Given request 1: In the article on violence in Nigeria, rewrite the paragraph beginning "Bandit gangs initially emerged in Zamfara" as a short list, keeping its main facts.
-- start Source excerpt --
Internally displaced families walk through a community in northern Nigeria after fleeing bandit violence.
“The only real way to reduce kidnapping in the long term is to improve economic conditions, reduce unemployment, and curb inflation.”
Nigeria is experiencing one of the worst waves of violence in its recent history. While it is often seen as a consequence of rising religious conflict, those working on the ground warn its roots lie in deep structural and social problems.
Livelihoods – especially in the rural north – have become increasingly fragile, yet federal and state authorities have failed to provide effective responses to the growing vulnerability. With formal governance systems in these areas weak, armed violence and criminality have found fertile ground in which to expand.
“The figures are alarming, and crime continues to rise, along with social insecurity and mortality rates,” explained Usman Abba Zanna, a journalist with HumAngle, one of Nigeria’s foremost online publications.
For years, the focus of attention has been the northeast and the jihadist insurgencies of Boko Haram and Islamic State West Africa Province (ISWAP). What has tended to be overlooked is the even higher death toll in the northwest due to the violence of criminal groups, known colloquially as “bandits”.
Bandit gangs – typically made up of young Fulani men – are entrenched in several rural districts of the northwest and north-centre. In these areas, a government presence is minimal – not only in terms of the police, but also public institutions and access to basic services. Entire communities have been left isolated and neglected.
“When these kinds of vacuums are created, armed groups can move to control different aspects of daily life,” said Siobhan O’Neil, head of the Managing Exits from Armed Conflicts project of the United Nations Institute for Disarmament Research (UNIDIR).
The extent of the violence – including mass kidnappings and the extortion of entire communities – has been so extreme that the federal government has formally labelled bandit groups “terrorists”.
“Although the authorities have designated them as terrorists, they do not fully fit that definition,” Anietie Ewang, Nigeria researcher at Human Rights Watch, told The New Humanitarian. “Their violence is driven more by notoriety and economic gain than by ideology.”
Ibrahim Zikirullahi of the Centre for Human Rights and Civic Education describes these groups as structured criminal networks that are financed through ransom payments, the control of local resources, and the taxation of communities.
Bandit gangs initially emerged in Zamfara – one of Nigeria’s poorest states – in the 2010s. A patchwork of poorly policed forest reserves across the northwest provided them with safe spaces to hide, and a criminal network – providing weapons and the transport of stolen livestock – allowed them to expand.
The violence they perpetrate is brutal, including kidnappings, killings, armed robbery, and rape. “The groups usually attack at night or at dawn, in large numbers,” said BBC journalist Chiagozie Fred Nwonwu. Their targets range from villages and peri-urban areas to schools, highways, and places of worship.
-- end Source excerpt --
-- start Data for this exercise --
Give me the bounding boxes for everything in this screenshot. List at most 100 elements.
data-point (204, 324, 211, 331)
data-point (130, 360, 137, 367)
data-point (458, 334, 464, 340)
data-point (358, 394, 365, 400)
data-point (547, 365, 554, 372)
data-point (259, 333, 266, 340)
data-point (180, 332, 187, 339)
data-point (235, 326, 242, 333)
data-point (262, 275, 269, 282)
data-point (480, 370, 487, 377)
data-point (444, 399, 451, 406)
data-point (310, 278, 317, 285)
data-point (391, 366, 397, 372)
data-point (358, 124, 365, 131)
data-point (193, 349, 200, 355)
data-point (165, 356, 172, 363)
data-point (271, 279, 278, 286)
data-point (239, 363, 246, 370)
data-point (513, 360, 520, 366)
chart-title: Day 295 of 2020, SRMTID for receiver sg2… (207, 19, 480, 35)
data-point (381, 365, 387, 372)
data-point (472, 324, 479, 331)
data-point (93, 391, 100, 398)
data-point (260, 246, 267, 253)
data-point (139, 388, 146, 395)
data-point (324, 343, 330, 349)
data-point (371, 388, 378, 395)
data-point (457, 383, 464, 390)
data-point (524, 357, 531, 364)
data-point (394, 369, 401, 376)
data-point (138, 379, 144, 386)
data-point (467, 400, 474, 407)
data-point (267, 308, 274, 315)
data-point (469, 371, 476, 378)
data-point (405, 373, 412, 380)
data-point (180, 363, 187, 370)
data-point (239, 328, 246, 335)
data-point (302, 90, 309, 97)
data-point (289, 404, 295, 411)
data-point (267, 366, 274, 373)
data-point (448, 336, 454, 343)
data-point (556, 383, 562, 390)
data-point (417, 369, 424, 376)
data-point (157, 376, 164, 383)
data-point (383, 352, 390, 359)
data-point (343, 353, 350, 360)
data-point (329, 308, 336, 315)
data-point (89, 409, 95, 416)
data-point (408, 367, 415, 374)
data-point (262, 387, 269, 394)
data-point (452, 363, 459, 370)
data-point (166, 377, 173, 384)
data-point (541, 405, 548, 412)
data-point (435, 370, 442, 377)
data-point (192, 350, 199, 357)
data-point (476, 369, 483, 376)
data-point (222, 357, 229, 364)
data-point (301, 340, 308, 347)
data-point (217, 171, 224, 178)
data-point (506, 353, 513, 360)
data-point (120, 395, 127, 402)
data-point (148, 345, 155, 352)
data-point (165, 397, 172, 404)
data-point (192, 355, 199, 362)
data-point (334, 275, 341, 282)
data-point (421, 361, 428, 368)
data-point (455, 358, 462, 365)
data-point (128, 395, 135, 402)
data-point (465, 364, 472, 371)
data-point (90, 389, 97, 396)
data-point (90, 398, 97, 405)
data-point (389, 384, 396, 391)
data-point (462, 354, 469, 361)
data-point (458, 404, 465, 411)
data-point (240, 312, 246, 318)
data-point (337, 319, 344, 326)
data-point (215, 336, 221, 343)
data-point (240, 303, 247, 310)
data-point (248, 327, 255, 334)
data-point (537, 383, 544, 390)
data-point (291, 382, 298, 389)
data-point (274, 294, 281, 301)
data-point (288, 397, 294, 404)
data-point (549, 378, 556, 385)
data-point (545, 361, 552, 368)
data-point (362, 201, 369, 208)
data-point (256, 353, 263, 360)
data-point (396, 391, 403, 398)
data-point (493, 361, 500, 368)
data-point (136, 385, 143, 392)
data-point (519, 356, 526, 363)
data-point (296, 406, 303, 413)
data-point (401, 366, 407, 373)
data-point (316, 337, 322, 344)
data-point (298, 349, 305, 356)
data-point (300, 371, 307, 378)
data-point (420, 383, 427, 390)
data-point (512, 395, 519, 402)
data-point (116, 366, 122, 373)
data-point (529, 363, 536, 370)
-- end Data for this exercise --
Given request 2: Write out the stretch of the listing from its first line through the line containing "data-point (128, 395, 135, 402)", with both ends included and every line kept unchanged.

Exercise solution 1:
- Bandit gangs first appeared in Zamfara, one of Nigeria's poorest states, in the 2010s.
- Poorly policed forest reserves scattered across the northwest gave them safe places to hide.
- A criminal network that supplied weapons and moved stolen livestock allowed them to expand.

Exercise solution 2:
Give me the bounding boxes for everything in this screenshot. List at most 100 elements.
data-point (204, 324, 211, 331)
data-point (130, 360, 137, 367)
data-point (458, 334, 464, 340)
data-point (358, 394, 365, 400)
data-point (547, 365, 554, 372)
data-point (259, 333, 266, 340)
data-point (180, 332, 187, 339)
data-point (235, 326, 242, 333)
data-point (262, 275, 269, 282)
data-point (480, 370, 487, 377)
data-point (444, 399, 451, 406)
data-point (310, 278, 317, 285)
data-point (391, 366, 397, 372)
data-point (358, 124, 365, 131)
data-point (193, 349, 200, 355)
data-point (165, 356, 172, 363)
data-point (271, 279, 278, 286)
data-point (239, 363, 246, 370)
data-point (513, 360, 520, 366)
chart-title: Day 295 of 2020, SRMTID for receiver sg2… (207, 19, 480, 35)
data-point (381, 365, 387, 372)
data-point (472, 324, 479, 331)
data-point (93, 391, 100, 398)
data-point (260, 246, 267, 253)
data-point (139, 388, 146, 395)
data-point (324, 343, 330, 349)
data-point (371, 388, 378, 395)
data-point (457, 383, 464, 390)
data-point (524, 357, 531, 364)
data-point (394, 369, 401, 376)
data-point (138, 379, 144, 386)
data-point (467, 400, 474, 407)
data-point (267, 308, 274, 315)
data-point (469, 371, 476, 378)
data-point (405, 373, 412, 380)
data-point (180, 363, 187, 370)
data-point (239, 328, 246, 335)
data-point (302, 90, 309, 97)
data-point (289, 404, 295, 411)
data-point (267, 366, 274, 373)
data-point (448, 336, 454, 343)
data-point (556, 383, 562, 390)
data-point (417, 369, 424, 376)
data-point (157, 376, 164, 383)
data-point (383, 352, 390, 359)
data-point (343, 353, 350, 360)
data-point (329, 308, 336, 315)
data-point (89, 409, 95, 416)
data-point (408, 367, 415, 374)
data-point (262, 387, 269, 394)
data-point (452, 363, 459, 370)
data-point (166, 377, 173, 384)
data-point (541, 405, 548, 412)
data-point (435, 370, 442, 377)
data-point (192, 350, 199, 357)
data-point (476, 369, 483, 376)
data-point (222, 357, 229, 364)
data-point (301, 340, 308, 347)
data-point (217, 171, 224, 178)
data-point (506, 353, 513, 360)
data-point (120, 395, 127, 402)
data-point (148, 345, 155, 352)
data-point (165, 397, 172, 404)
data-point (192, 355, 199, 362)
data-point (334, 275, 341, 282)
data-point (421, 361, 428, 368)
data-point (455, 358, 462, 365)
data-point (128, 395, 135, 402)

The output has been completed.